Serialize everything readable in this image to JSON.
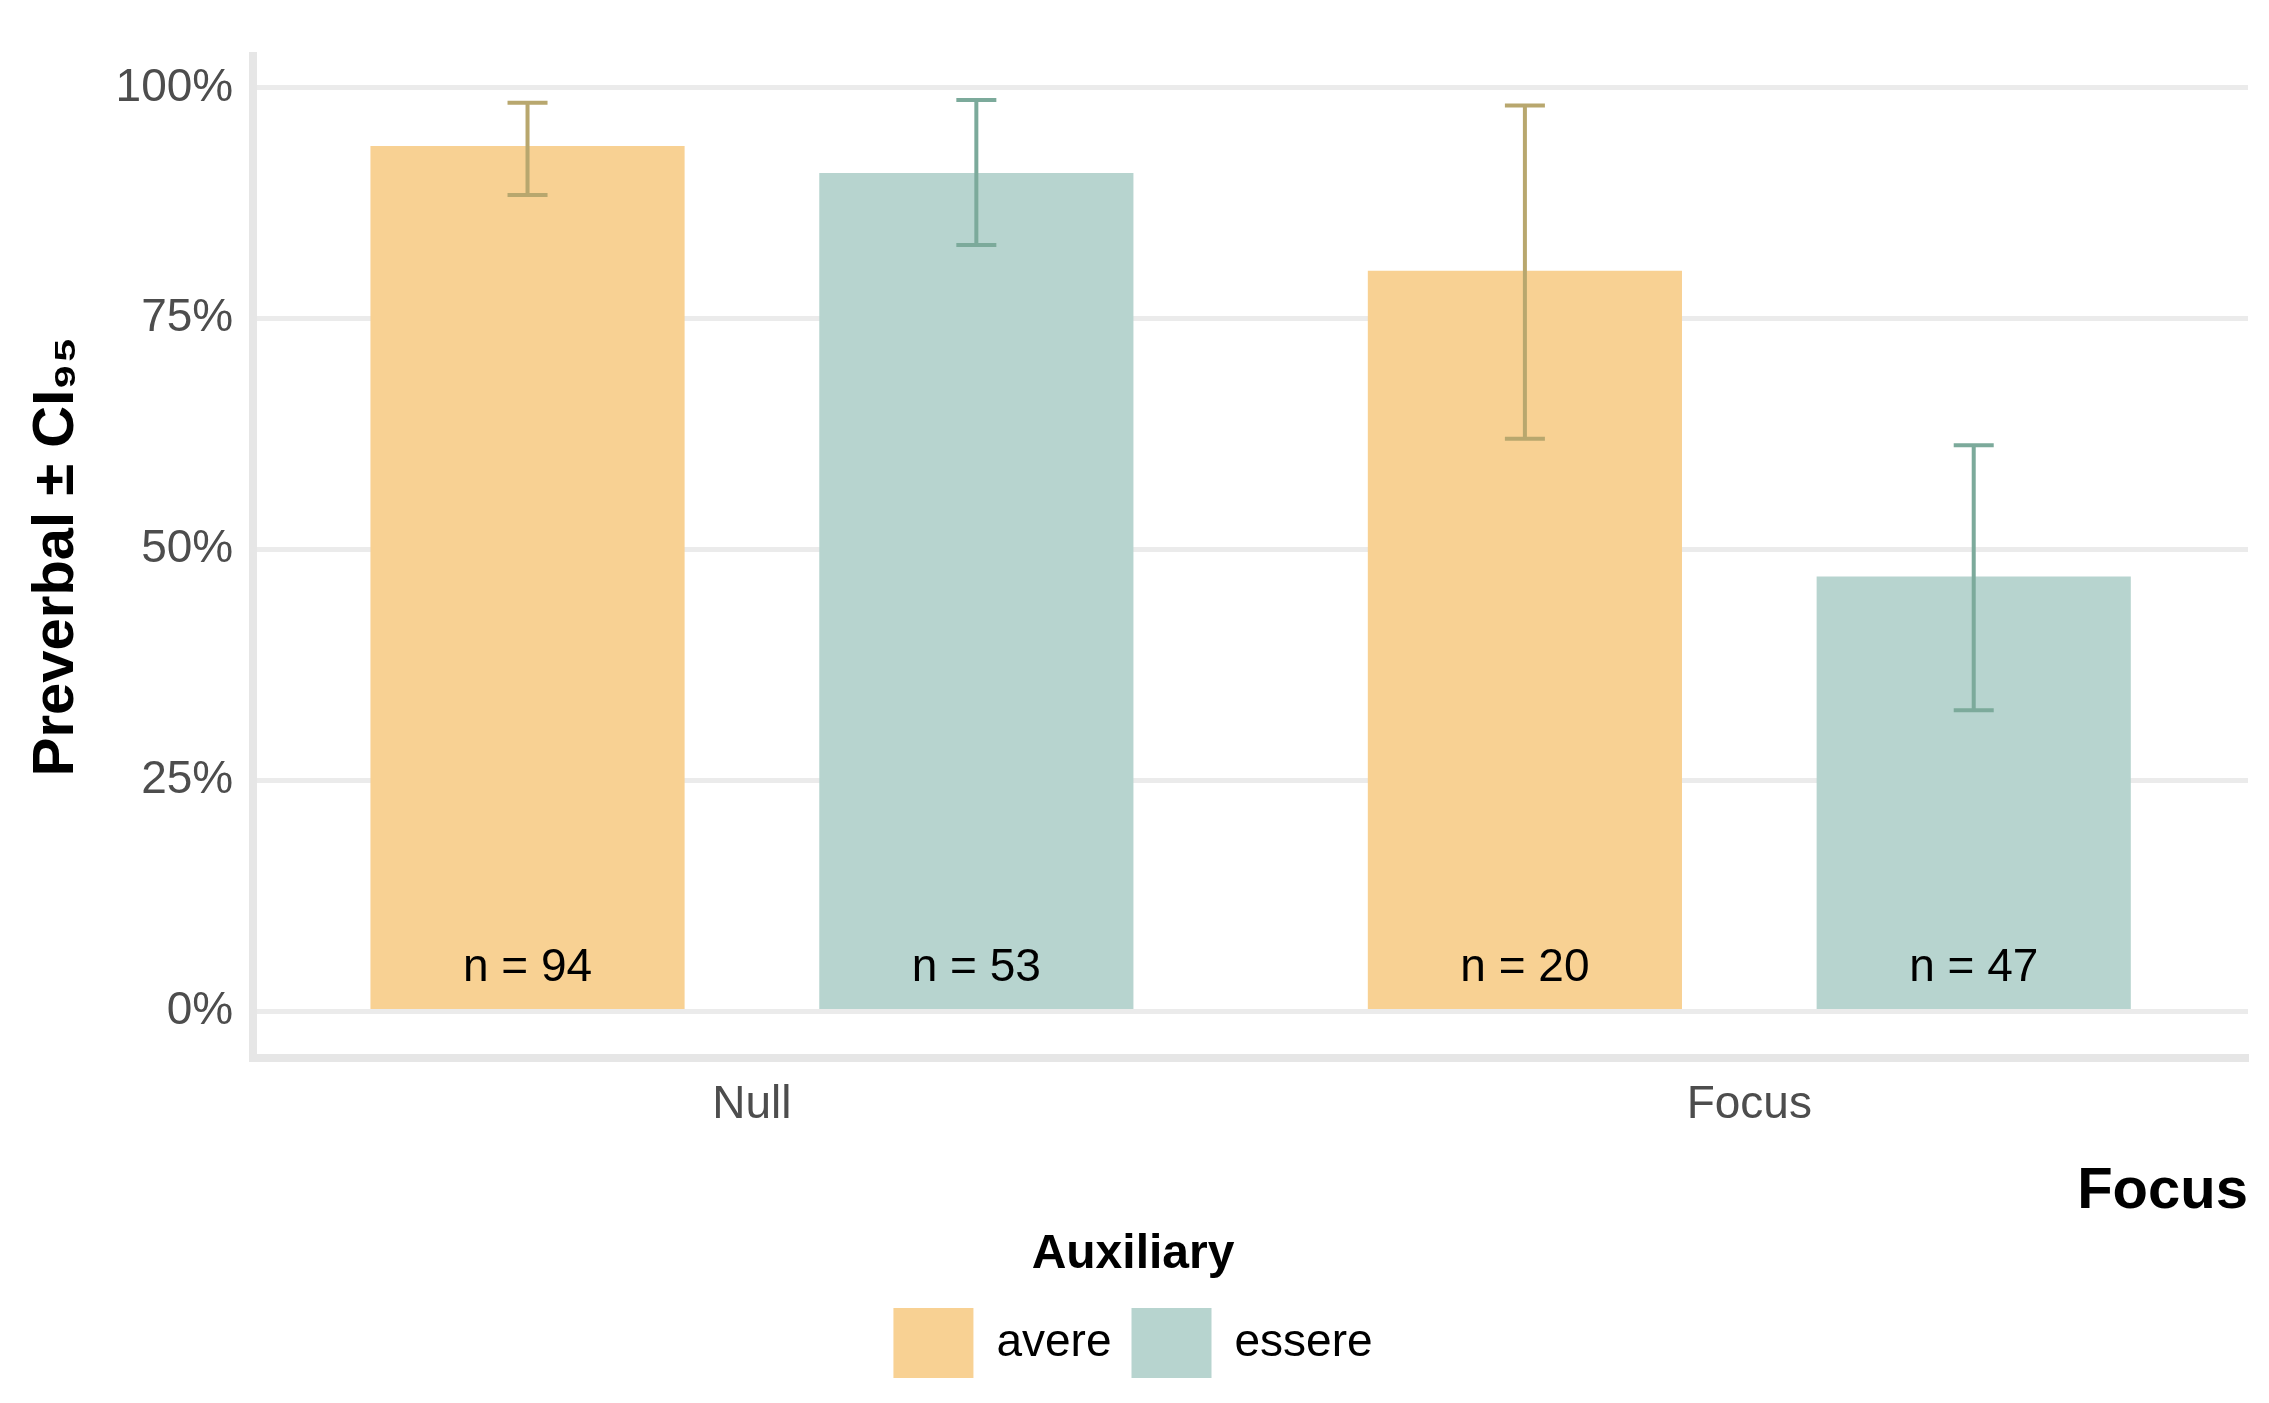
{
  "chart_data": {
    "type": "bar",
    "xlabel": "Focus",
    "ylabel": "Preverbal ± CI₉₅",
    "legend_title": "Auxiliary",
    "categories": [
      "Null",
      "Focus"
    ],
    "series": [
      {
        "name": "avere",
        "color": "#f8d193",
        "values": [
          93.7,
          80.2
        ],
        "errors": [
          [
            88.4,
            98.4
          ],
          [
            62.0,
            98.1
          ]
        ]
      },
      {
        "name": "essere",
        "color": "#b7d4cf",
        "values": [
          90.8,
          47.1
        ],
        "errors": [
          [
            83.0,
            98.7
          ],
          [
            32.6,
            61.3
          ]
        ]
      }
    ],
    "annotations": [
      "n = 94",
      "n = 53",
      "n = 20",
      "n = 47"
    ],
    "ylim": [
      -5,
      103.5
    ],
    "yticks": [
      {
        "value": 0,
        "label": "0%"
      },
      {
        "value": 25,
        "label": "25%"
      },
      {
        "value": 50,
        "label": "50%"
      },
      {
        "value": 75,
        "label": "75%"
      },
      {
        "value": 100,
        "label": "100%"
      }
    ],
    "grid": "y",
    "legend": "bottom"
  }
}
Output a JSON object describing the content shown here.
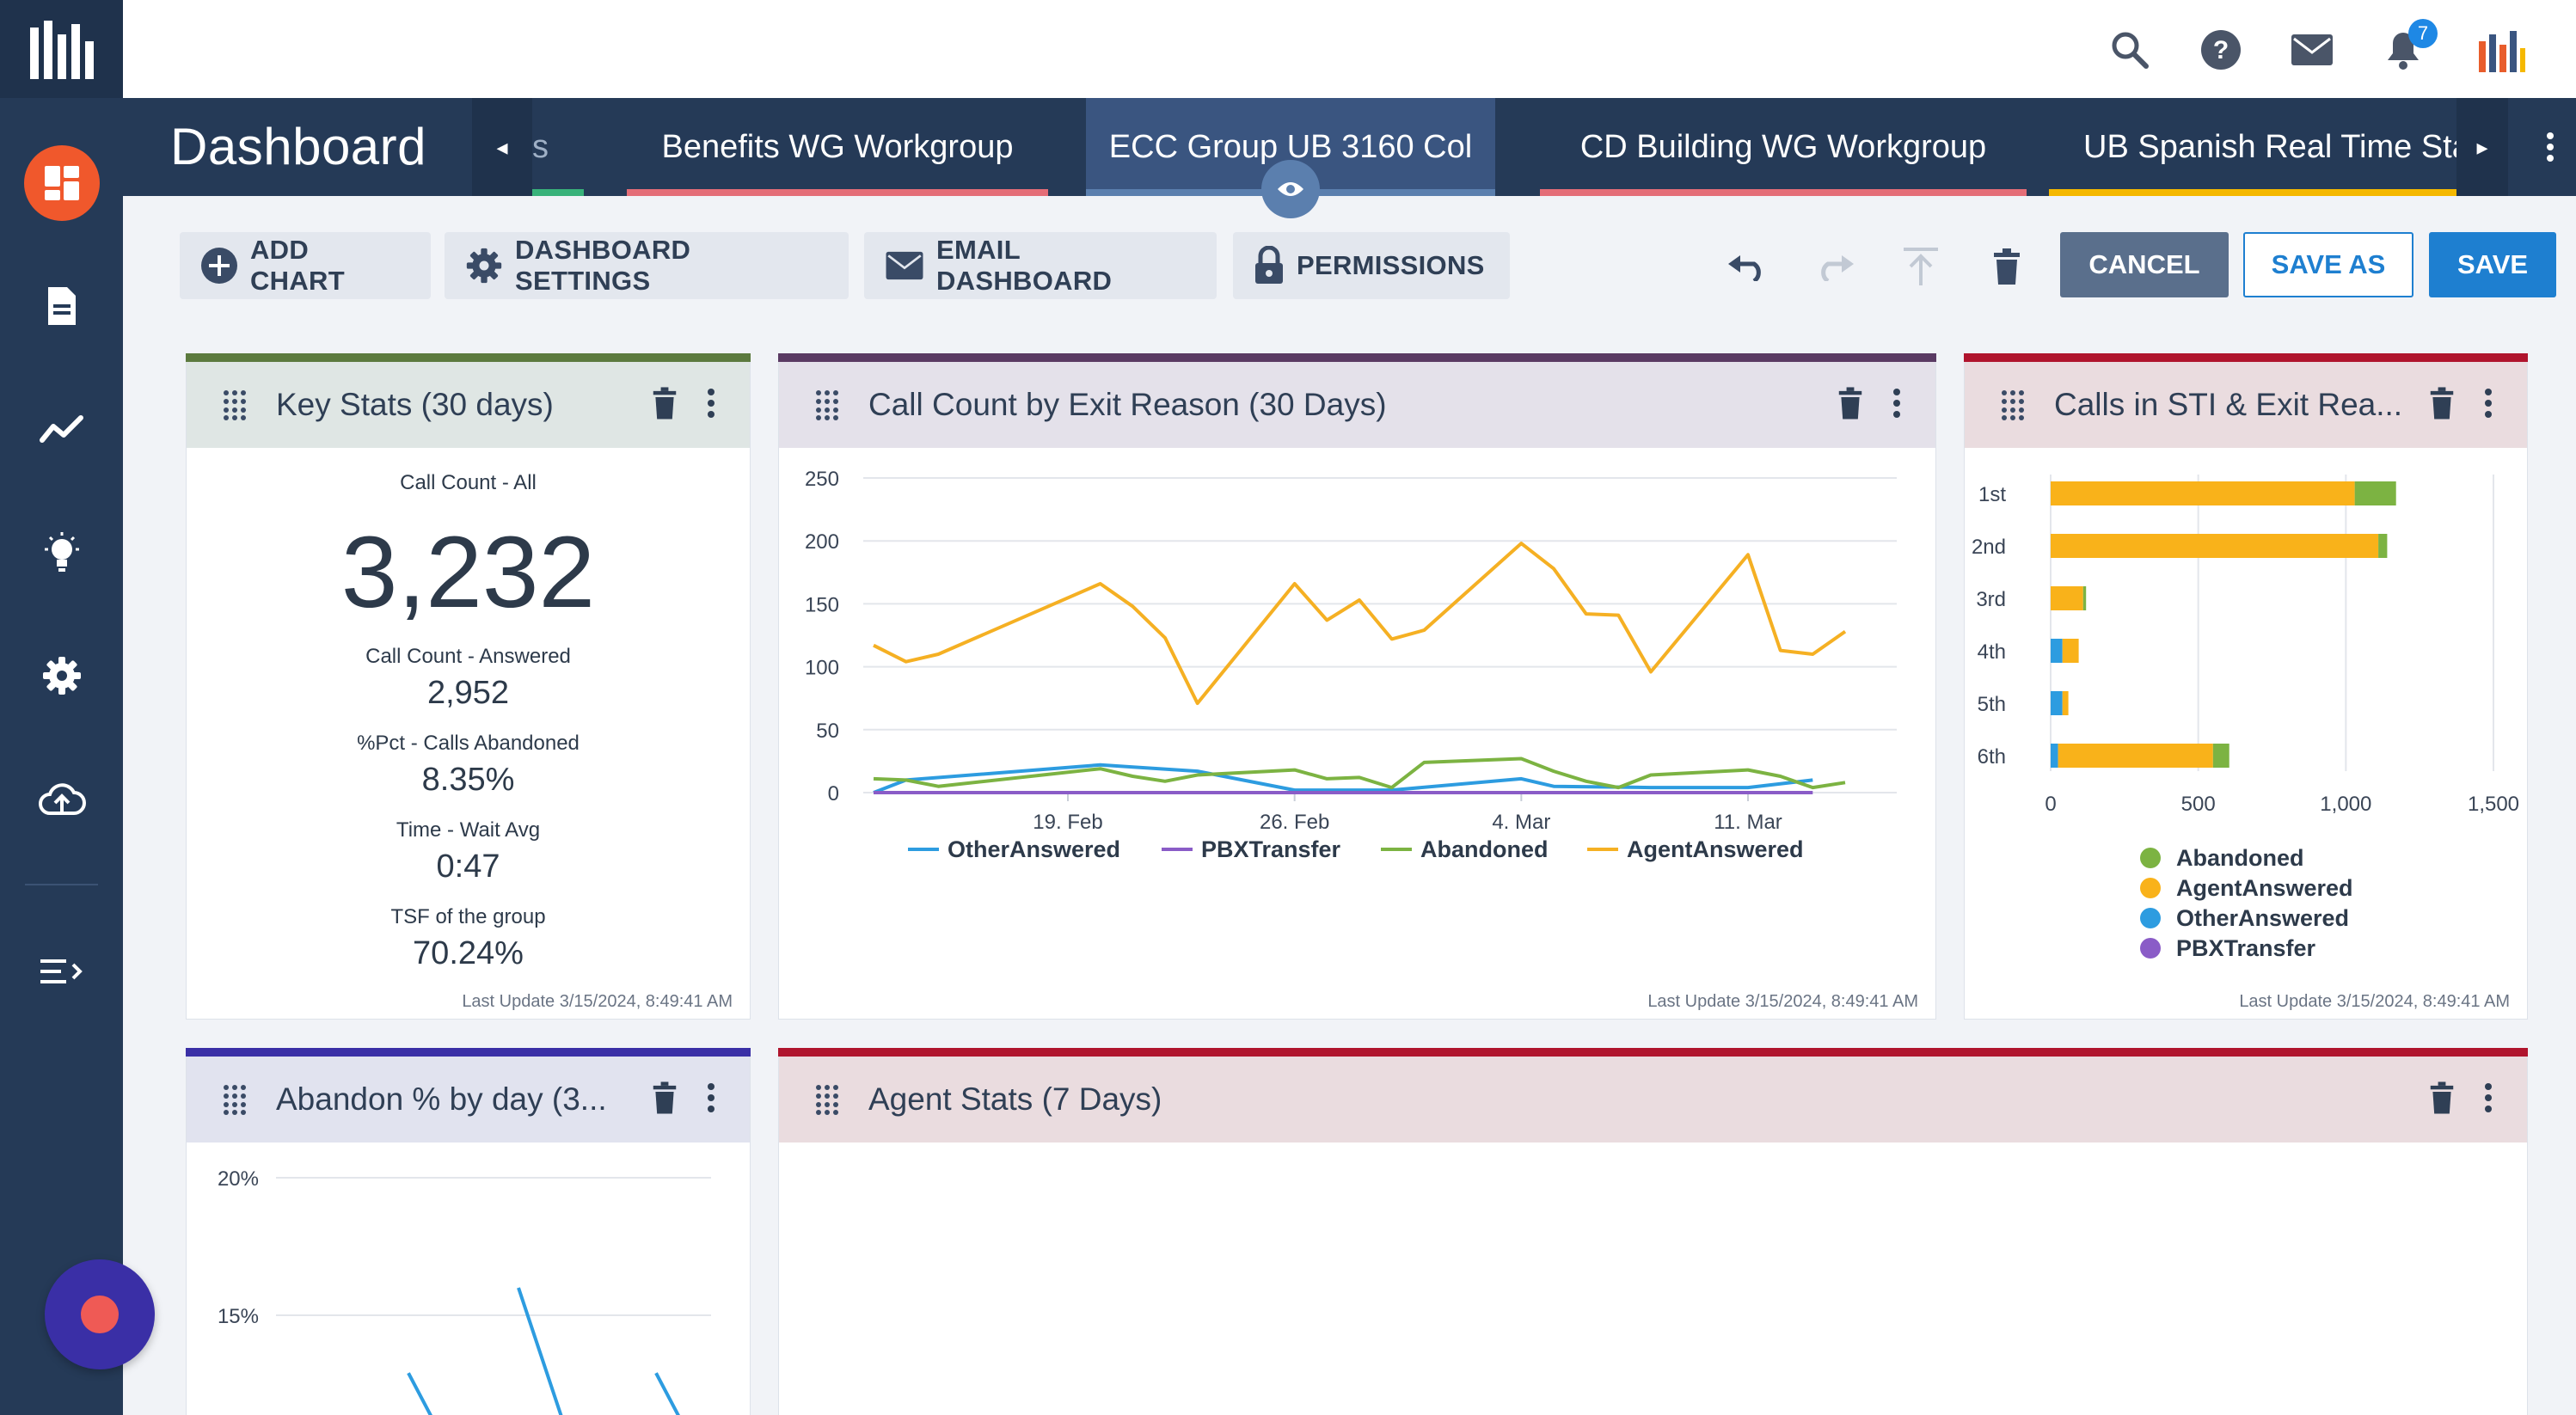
{
  "topbar": {
    "notification_count": "7"
  },
  "tabs": {
    "page_title": "Dashboard",
    "partial_tab": "s",
    "items": [
      {
        "label": "Benefits WG Workgroup",
        "underline": "#e46d77"
      },
      {
        "label": "ECC Group UB 3160 Col",
        "underline": "#5b7fae"
      },
      {
        "label": "CD Building WG Workgroup",
        "underline": "#e46d77"
      },
      {
        "label": "UB Spanish Real Time Stat",
        "underline": "#f5b800"
      }
    ]
  },
  "toolbar": {
    "add_chart": "ADD CHART",
    "dashboard_settings": "DASHBOARD SETTINGS",
    "email_dashboard": "EMAIL DASHBOARD",
    "permissions": "PERMISSIONS",
    "cancel": "CANCEL",
    "save_as": "SAVE AS",
    "save": "SAVE"
  },
  "widgets": {
    "key_stats": {
      "title": "Key Stats (30 days)",
      "color": "#5c7a3e",
      "header_bg": "#dfe6e4",
      "call_count_label": "Call Count - All",
      "call_count_value": "3,232",
      "answered_label": "Call Count - Answered",
      "answered_value": "2,952",
      "abandoned_label": "%Pct - Calls Abandoned",
      "abandoned_value": "8.35%",
      "wait_label": "Time - Wait Avg",
      "wait_value": "0:47",
      "tsf_label": "TSF of the group",
      "tsf_value": "70.24%",
      "last_update": "Last Update 3/15/2024, 8:49:41 AM"
    },
    "call_count": {
      "title": "Call Count by Exit Reason (30 Days)",
      "color": "#5a3a63",
      "header_bg": "#e4e1ea",
      "last_update": "Last Update 3/15/2024, 8:49:41 AM"
    },
    "calls_sti": {
      "title": "Calls in STI & Exit Rea...",
      "color": "#b0142d",
      "header_bg": "#eadcdf",
      "last_update": "Last Update 3/15/2024, 8:49:41 AM"
    },
    "abandon_pct": {
      "title": "Abandon % by day (3...",
      "color": "#3a2fa6",
      "header_bg": "#e1e3ef"
    },
    "agent_stats": {
      "title": "Agent Stats (7 Days)",
      "color": "#b0142d",
      "header_bg": "#eadcdf"
    }
  },
  "chart_data": [
    {
      "type": "line",
      "x_ticks": [
        "19. Feb",
        "26. Feb",
        "4. Mar",
        "11. Mar"
      ],
      "ylim": [
        0,
        250
      ],
      "y_ticks": [
        0,
        50,
        100,
        150,
        200,
        250
      ],
      "x": [
        "2024-02-13",
        "2024-02-14",
        "2024-02-15",
        "2024-02-16",
        "2024-02-17",
        "2024-02-18",
        "2024-02-19",
        "2024-02-20",
        "2024-02-21",
        "2024-02-22",
        "2024-02-23",
        "2024-02-24",
        "2024-02-25",
        "2024-02-26",
        "2024-02-27",
        "2024-02-28",
        "2024-02-29",
        "2024-03-01",
        "2024-03-02",
        "2024-03-03",
        "2024-03-04",
        "2024-03-05",
        "2024-03-06",
        "2024-03-07",
        "2024-03-08",
        "2024-03-09",
        "2024-03-10",
        "2024-03-11",
        "2024-03-12",
        "2024-03-13",
        "2024-03-14"
      ],
      "series": [
        {
          "name": "OtherAnswered",
          "color": "#2d9ce0",
          "values": [
            0,
            10,
            null,
            null,
            null,
            null,
            null,
            22,
            null,
            null,
            17,
            null,
            null,
            2,
            null,
            2,
            2,
            null,
            null,
            null,
            11,
            5,
            null,
            null,
            4,
            null,
            null,
            4,
            null,
            10,
            null
          ]
        },
        {
          "name": "PBXTransfer",
          "color": "#8a5cc7",
          "values": [
            0,
            0,
            null,
            null,
            null,
            null,
            null,
            0,
            null,
            null,
            0,
            null,
            null,
            0,
            null,
            0,
            0,
            null,
            null,
            null,
            0,
            0,
            null,
            null,
            0,
            null,
            null,
            0,
            null,
            0,
            null
          ]
        },
        {
          "name": "Abandoned",
          "color": "#7cb342",
          "values": [
            11,
            10,
            5,
            null,
            null,
            null,
            null,
            19,
            13,
            9,
            14,
            null,
            null,
            18,
            11,
            12,
            4,
            24,
            null,
            null,
            27,
            17,
            9,
            4,
            14,
            null,
            null,
            18,
            13,
            4,
            8
          ]
        },
        {
          "name": "AgentAnswered",
          "color": "#f5b023",
          "values": [
            117,
            104,
            110,
            null,
            null,
            null,
            null,
            166,
            148,
            123,
            71,
            null,
            null,
            166,
            137,
            153,
            122,
            129,
            null,
            null,
            198,
            178,
            142,
            141,
            96,
            null,
            null,
            189,
            113,
            110,
            128
          ]
        }
      ]
    },
    {
      "type": "bar",
      "orientation": "horizontal",
      "stacked": true,
      "categories": [
        "1st",
        "2nd",
        "3rd",
        "4th",
        "5th",
        "6th"
      ],
      "xlim": [
        0,
        1500
      ],
      "x_ticks": [
        "0",
        "500",
        "1,000",
        "1,500"
      ],
      "series": [
        {
          "name": "Abandoned",
          "color": "#7cb342",
          "values": [
            140,
            30,
            10,
            0,
            0,
            55
          ]
        },
        {
          "name": "AgentAnswered",
          "color": "#f9b21a",
          "values": [
            1030,
            1110,
            110,
            55,
            20,
            525
          ]
        },
        {
          "name": "OtherAnswered",
          "color": "#2d9ce0",
          "values": [
            0,
            0,
            0,
            40,
            40,
            25
          ]
        },
        {
          "name": "PBXTransfer",
          "color": "#8a5cc7",
          "values": [
            0,
            0,
            0,
            0,
            0,
            0
          ]
        }
      ]
    },
    {
      "type": "line",
      "y_ticks": [
        "20%",
        "15%"
      ],
      "ylim": [
        0.1,
        0.2
      ],
      "series": [
        {
          "name": "",
          "color": "#2d9ce0",
          "values": [
            null,
            null,
            null,
            null,
            0.129,
            0.11,
            0.1,
            null,
            0.16,
            0.13,
            0.1,
            null,
            null,
            0.129,
            0.11,
            0.1
          ]
        }
      ]
    }
  ]
}
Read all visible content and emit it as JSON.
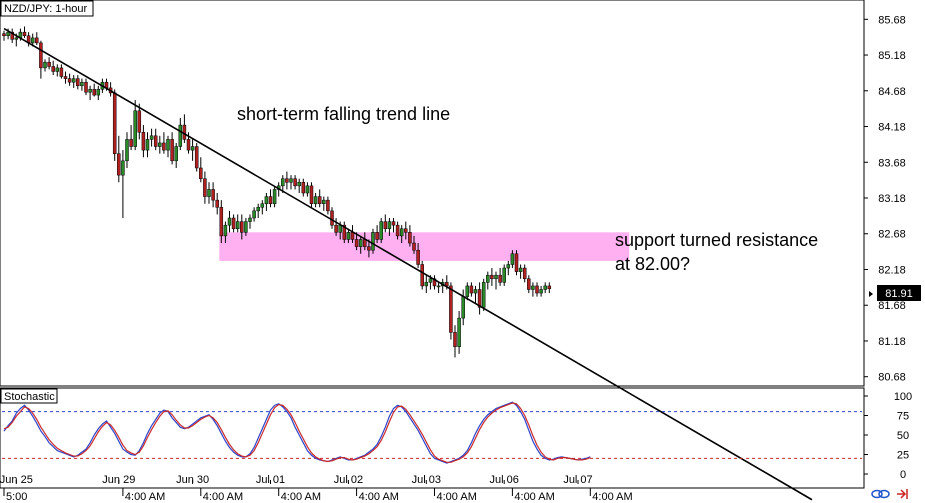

TASK INSTRUCTIONS
Look through the entries above for the word "Time". Copy every line where it shows up.

EXERCISE OUTPUT
        "label": "UB Spanish Real Time Stat",
      "wait_label": "Time - Wait Avg",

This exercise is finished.